Provided text =>
*** Block opens ***
This study directly contradicts your statement:

http://www.nytimes.com/2016/07/12/upshot/surprising-new-evid...

Another thing that drives me crazy about these "privilege" discussions is how insanely qualitative and emotion driven they are.

What's the outcome for a white kid born in a trailer park vs. a black kid born in a wealthy suburb? Is class privilege completely nullified by racial privilege, meaning the white kid is likely to earn more than the black kid as an adult? The data doesn't show this, and puts a much heavier weight on class and geography being the bigger barriers.

The result of these emotionally driven discussions is that once again, Americans are focused on race being a primary driver of inequality and distracted away from the much bigger issue of class. It's a very convenient tactic for the corporate elites who own our government and want to prevent real change. Racism is a convenient target, because it allows people to blame a problem whose solution doesn't involve massive overhauls of tax policy to better redistribute the wealth that is accumulating with the .01%.
*** Block closes ***
Dataset items
*** Block opens ***
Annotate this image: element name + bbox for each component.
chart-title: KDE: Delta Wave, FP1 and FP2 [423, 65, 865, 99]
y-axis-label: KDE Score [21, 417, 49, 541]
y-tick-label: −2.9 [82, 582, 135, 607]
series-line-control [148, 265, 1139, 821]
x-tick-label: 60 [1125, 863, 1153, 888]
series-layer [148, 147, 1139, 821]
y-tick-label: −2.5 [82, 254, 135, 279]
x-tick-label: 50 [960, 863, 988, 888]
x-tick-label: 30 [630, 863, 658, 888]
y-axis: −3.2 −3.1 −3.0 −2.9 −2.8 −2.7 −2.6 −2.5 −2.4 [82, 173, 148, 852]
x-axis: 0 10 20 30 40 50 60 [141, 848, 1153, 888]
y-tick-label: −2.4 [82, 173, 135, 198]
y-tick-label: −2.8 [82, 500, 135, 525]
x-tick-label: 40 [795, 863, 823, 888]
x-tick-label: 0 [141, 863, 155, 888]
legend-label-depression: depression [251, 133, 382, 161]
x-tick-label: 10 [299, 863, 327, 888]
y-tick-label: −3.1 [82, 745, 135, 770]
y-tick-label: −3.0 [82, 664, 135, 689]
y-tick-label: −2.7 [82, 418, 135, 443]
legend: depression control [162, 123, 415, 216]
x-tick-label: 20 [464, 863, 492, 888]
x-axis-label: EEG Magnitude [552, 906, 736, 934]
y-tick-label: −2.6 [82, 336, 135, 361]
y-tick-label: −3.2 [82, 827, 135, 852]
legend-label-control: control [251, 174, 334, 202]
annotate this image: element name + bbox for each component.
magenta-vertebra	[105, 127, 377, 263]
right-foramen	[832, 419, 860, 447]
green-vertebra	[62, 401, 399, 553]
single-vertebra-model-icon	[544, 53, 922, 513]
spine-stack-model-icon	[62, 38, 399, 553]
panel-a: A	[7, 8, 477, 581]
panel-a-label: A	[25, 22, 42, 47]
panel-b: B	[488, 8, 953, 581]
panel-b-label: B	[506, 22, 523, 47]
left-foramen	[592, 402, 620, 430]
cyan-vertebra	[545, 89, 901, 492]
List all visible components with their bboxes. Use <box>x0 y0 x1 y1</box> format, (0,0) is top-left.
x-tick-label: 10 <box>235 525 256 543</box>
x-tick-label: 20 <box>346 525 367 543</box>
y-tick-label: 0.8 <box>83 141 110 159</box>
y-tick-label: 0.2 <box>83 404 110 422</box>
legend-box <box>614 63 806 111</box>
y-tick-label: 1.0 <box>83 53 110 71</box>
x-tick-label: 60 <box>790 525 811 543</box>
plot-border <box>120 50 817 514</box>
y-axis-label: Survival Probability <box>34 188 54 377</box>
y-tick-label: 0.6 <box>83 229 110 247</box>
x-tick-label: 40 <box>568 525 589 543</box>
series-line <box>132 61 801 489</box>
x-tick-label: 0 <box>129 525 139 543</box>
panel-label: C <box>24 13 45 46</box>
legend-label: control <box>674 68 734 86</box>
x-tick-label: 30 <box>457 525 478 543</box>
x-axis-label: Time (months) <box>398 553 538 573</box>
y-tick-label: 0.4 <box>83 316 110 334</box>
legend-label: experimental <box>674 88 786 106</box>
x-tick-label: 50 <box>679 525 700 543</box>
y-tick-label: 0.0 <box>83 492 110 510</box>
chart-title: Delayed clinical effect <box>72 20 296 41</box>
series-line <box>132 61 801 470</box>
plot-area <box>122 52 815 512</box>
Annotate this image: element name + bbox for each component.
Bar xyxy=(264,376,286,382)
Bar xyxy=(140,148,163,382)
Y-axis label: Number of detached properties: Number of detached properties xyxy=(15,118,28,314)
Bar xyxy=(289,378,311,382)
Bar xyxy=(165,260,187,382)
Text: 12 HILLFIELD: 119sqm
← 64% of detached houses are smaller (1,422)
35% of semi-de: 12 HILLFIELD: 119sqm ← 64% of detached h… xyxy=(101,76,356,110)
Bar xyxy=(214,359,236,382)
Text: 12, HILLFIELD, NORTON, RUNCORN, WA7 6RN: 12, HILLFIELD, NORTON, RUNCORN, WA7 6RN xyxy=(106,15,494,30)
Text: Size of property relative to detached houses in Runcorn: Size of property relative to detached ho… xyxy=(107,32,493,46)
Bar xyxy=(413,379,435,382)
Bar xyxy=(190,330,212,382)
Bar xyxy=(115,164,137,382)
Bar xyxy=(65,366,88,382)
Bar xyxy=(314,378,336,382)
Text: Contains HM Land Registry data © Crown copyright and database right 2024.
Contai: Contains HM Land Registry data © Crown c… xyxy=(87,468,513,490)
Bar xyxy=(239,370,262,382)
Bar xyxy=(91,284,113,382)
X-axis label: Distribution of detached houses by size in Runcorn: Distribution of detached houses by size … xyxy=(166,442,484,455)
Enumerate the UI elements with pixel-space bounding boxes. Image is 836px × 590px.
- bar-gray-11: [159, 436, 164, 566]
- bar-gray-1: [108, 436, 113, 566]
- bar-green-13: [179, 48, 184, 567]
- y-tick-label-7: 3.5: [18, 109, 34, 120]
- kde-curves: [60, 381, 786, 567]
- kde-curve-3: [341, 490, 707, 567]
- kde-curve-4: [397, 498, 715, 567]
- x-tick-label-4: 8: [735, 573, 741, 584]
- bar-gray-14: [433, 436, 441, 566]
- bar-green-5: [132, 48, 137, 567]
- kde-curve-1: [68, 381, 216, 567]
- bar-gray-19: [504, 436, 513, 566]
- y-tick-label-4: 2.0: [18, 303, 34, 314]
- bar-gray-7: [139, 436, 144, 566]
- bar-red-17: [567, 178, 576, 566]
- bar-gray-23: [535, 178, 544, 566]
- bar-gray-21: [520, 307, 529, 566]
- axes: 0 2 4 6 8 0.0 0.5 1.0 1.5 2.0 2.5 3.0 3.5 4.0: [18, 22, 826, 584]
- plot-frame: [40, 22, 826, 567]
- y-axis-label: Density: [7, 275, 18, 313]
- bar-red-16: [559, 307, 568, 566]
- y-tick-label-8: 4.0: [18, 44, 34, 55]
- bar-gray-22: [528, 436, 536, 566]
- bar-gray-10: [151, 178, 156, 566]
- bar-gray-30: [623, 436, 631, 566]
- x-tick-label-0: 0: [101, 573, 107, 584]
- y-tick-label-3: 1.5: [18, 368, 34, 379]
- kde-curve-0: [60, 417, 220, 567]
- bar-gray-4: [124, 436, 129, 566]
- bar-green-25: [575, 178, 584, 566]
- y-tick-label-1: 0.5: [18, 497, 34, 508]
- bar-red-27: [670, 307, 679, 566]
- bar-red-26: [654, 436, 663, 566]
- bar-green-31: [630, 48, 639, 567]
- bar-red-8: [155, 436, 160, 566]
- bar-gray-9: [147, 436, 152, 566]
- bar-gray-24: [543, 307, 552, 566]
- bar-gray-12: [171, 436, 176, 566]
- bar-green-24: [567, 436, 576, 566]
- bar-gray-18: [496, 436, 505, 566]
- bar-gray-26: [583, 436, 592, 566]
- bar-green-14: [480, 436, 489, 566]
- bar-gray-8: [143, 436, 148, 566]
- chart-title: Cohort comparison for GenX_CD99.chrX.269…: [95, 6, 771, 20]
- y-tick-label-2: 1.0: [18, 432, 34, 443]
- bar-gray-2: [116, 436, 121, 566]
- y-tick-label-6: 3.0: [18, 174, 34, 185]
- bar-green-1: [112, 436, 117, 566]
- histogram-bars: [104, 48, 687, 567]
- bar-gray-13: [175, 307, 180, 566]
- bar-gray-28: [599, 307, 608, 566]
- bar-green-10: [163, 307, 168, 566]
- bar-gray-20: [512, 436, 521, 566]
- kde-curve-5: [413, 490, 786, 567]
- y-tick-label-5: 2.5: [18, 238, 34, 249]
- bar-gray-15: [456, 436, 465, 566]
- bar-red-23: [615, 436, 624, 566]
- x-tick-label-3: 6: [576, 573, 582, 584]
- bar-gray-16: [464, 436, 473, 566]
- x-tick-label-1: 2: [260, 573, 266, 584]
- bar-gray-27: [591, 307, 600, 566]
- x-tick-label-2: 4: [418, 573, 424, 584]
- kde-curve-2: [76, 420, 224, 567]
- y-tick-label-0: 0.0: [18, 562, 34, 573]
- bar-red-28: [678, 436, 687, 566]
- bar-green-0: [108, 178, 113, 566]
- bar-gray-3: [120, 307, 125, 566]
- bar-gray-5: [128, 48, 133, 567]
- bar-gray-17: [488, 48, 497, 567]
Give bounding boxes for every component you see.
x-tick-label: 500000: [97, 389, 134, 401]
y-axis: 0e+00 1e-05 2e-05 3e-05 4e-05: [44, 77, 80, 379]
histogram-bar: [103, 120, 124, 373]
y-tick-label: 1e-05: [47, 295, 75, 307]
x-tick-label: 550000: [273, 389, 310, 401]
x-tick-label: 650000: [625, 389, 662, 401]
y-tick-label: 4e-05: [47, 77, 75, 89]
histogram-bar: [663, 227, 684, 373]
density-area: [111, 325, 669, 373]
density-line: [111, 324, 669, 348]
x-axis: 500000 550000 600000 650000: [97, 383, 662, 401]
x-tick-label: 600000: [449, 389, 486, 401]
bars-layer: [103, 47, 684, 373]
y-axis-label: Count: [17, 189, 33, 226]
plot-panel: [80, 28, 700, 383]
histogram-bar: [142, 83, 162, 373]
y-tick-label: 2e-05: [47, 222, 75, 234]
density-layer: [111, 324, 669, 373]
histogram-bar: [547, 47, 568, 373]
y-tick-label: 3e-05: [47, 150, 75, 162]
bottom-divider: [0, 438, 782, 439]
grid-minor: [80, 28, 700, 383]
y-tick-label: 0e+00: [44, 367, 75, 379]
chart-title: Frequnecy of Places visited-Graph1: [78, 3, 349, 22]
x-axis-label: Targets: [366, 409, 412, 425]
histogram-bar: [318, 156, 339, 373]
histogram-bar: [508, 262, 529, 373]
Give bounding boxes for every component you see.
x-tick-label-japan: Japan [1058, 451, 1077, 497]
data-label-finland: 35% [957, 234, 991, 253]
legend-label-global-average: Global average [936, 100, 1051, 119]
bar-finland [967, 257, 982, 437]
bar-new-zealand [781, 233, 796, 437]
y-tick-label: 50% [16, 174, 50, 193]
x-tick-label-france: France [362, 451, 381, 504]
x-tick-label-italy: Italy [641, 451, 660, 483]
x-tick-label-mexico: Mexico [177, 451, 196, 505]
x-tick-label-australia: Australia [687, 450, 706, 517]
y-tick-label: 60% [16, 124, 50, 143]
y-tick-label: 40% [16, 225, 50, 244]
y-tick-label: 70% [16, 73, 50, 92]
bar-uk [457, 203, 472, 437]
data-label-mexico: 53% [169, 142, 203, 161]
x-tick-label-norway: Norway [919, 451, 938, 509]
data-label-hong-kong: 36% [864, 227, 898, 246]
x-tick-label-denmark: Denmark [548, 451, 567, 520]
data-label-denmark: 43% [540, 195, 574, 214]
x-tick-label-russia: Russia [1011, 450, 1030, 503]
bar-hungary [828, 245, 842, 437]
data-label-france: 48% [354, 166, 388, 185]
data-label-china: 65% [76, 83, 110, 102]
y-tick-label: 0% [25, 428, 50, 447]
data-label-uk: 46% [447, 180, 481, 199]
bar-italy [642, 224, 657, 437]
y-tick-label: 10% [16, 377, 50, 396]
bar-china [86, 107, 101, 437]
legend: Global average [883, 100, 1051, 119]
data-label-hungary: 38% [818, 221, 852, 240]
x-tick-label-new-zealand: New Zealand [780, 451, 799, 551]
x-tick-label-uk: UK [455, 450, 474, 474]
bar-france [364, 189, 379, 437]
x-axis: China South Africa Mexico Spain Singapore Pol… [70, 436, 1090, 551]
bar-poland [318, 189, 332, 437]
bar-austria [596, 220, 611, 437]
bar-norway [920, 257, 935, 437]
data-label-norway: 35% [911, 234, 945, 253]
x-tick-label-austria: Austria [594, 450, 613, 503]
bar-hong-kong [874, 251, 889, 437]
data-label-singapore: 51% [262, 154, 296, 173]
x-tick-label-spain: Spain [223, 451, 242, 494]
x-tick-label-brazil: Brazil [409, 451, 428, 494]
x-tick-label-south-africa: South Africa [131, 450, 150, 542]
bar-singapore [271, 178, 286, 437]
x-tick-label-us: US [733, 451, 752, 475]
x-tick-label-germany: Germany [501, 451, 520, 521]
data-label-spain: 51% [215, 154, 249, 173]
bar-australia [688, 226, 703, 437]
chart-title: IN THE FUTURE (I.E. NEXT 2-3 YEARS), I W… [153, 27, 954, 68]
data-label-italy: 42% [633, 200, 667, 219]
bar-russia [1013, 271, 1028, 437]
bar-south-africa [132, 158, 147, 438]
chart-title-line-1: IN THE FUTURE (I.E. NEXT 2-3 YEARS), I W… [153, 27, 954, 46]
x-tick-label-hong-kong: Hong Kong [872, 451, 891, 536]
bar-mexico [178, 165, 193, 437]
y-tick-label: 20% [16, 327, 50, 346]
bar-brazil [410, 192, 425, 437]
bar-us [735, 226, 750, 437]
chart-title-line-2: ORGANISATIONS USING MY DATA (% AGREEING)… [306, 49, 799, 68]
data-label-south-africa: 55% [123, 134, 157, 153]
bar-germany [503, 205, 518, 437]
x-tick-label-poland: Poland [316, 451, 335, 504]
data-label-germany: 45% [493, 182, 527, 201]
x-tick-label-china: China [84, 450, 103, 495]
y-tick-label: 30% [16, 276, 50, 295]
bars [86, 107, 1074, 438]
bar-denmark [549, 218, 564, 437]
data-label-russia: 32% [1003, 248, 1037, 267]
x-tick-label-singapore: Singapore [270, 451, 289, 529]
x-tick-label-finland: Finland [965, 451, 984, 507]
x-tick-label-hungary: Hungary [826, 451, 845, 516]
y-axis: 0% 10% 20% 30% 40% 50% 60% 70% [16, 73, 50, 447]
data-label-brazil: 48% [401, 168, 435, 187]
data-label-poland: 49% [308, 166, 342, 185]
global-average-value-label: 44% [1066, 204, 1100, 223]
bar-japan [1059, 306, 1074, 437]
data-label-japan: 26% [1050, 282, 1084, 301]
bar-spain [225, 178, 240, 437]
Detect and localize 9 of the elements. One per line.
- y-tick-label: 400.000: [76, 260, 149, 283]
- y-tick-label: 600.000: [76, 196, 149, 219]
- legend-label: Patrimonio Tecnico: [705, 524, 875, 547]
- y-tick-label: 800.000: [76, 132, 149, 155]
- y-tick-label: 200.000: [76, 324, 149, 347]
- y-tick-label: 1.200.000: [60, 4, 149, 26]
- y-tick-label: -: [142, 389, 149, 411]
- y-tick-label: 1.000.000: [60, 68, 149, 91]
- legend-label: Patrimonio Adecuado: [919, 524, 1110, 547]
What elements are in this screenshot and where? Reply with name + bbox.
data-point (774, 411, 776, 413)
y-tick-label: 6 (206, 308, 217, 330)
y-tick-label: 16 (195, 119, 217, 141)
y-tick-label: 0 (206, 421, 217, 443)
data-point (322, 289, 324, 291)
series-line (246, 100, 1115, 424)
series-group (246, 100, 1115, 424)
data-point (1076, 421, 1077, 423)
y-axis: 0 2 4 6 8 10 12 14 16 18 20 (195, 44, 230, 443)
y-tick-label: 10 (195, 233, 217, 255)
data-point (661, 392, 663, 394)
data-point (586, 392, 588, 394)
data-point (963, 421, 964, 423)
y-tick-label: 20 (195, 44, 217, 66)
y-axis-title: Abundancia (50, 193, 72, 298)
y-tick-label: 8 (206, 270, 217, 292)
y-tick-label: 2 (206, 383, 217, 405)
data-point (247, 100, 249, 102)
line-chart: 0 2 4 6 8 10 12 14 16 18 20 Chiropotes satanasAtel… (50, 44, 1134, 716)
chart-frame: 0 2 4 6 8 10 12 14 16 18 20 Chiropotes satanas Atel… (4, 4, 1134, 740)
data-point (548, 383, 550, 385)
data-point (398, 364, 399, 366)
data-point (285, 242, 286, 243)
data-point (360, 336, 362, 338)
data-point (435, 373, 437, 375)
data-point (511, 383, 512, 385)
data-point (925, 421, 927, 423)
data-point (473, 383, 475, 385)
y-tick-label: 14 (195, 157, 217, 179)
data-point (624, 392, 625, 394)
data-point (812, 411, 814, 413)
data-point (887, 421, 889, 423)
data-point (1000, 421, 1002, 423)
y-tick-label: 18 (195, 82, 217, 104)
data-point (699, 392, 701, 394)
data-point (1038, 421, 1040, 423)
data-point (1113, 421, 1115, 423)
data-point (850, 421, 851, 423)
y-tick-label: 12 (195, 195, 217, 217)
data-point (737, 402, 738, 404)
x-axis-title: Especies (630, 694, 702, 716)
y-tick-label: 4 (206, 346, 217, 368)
*** Block closes ***
Task list =>
1. Which factors does the comment on privilege discussions name as barriers to, or drivers of, inequality?
2. Pick up the comment on privilege discussions after its last sentence and continue it.

Answers by item =>
1. Race, class, geography

2.
7 comments

"The result of these emotionally driven discussions is that once again, Americans are focused on race being a primary driver of inequality and distracted away from the much bigger issue of class. It's a very convenient tactic for the corporate elites who own our government and want to prevent real change. Racism is a convenient target, because it allows people to blame a problem whose solution doesn't involve massive overhauls of tax policy to better redistribute the wealth that is accumulating with the .01%."

I'd upvote this tenfold if I could. I think the race discussion in America pits us against one another and creates Trumps and anti-Trumps, instead of pinpointing the elite (both the leaders of the Trump and anti-Trump camps are elites).

It's horrifying how far away we are from talking about class. Racial privilege exists, but by focusing on it as the number one priority, the number one problem in America, we've turned it into a wedge issue.

The politicians and elite ALWAYS want us to be focused on wedge issues - gay marriage, abortion, race, a candidate's tax return - because otherwise we might unite against the true crimes of our day, such as inflation and currency devaluation. They emphasize divisive issues to keep us fighting with each other instead of fighting against them.
>>Another thing that drives me crazy about these "privilege" discussions is how insanely qualitative and emotion driven they are.

Asserting another person's privilege is a specific tactic for silencing speech. It is literally a method of supression if you believe in freedom of expression.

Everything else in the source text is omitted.